STATED PROBLEM ▸ Print, exactly and completely, every entry in the data.
### DATA EXTRACT
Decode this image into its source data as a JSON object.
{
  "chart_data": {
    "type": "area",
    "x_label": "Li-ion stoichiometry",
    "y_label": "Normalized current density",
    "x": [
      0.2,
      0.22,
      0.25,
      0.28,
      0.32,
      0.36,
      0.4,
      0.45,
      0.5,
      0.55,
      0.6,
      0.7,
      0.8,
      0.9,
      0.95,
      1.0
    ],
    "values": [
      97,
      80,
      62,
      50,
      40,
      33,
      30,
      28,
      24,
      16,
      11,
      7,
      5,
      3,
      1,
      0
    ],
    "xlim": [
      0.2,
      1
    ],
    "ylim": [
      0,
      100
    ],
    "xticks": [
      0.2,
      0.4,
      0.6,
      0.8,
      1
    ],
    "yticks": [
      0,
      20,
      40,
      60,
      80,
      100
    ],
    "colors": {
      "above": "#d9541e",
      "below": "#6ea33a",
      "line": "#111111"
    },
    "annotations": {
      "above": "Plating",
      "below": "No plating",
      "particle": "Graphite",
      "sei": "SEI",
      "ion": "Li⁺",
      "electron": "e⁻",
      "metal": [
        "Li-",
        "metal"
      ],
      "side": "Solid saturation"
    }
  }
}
######
OUTPUT FOR THIS TASK ▸
Decode this image into its source data as a JSON object.
{
  "chart_data": {
    "type": "area",
    "x_label": "Li-ion stoichiometry",
    "y_label": "Normalized current density",
    "x": [
      0.2,
      0.22,
      0.25,
      0.28,
      0.32,
      0.36,
      0.4,
      0.45,
      0.5,
      0.55,
      0.6,
      0.7,
      0.8,
      0.9,
      0.95,
      1.0
    ],
    "values": [
      97,
      80,
      62,
      50,
      40,
      33,
      30,
      28,
      24,
      16,
      11,
      7,
      5,
      3,
      1,
      0
    ],
    "xlim": [
      0.2,
      1
    ],
    "ylim": [
      0,
      100
    ],
    "xticks": [
      0.2,
      0.4,
      0.6,
      0.8,
      1
    ],
    "yticks": [
      0,
      20,
      40,
      60,
      80,
      100
    ],
    "colors": {
      "above": "#d9541e",
      "below": "#6ea33a",
      "line": "#111111"
    },
    "annotations": {
      "above": "Plating",
      "below": "No plating",
      "particle": "Graphite",
      "sei": "SEI",
      "ion": "Li⁺",
      "electron": "e⁻",
      "metal": [
        "Li-",
        "metal"
      ],
      "side": "Solid saturation"
    }
  }
}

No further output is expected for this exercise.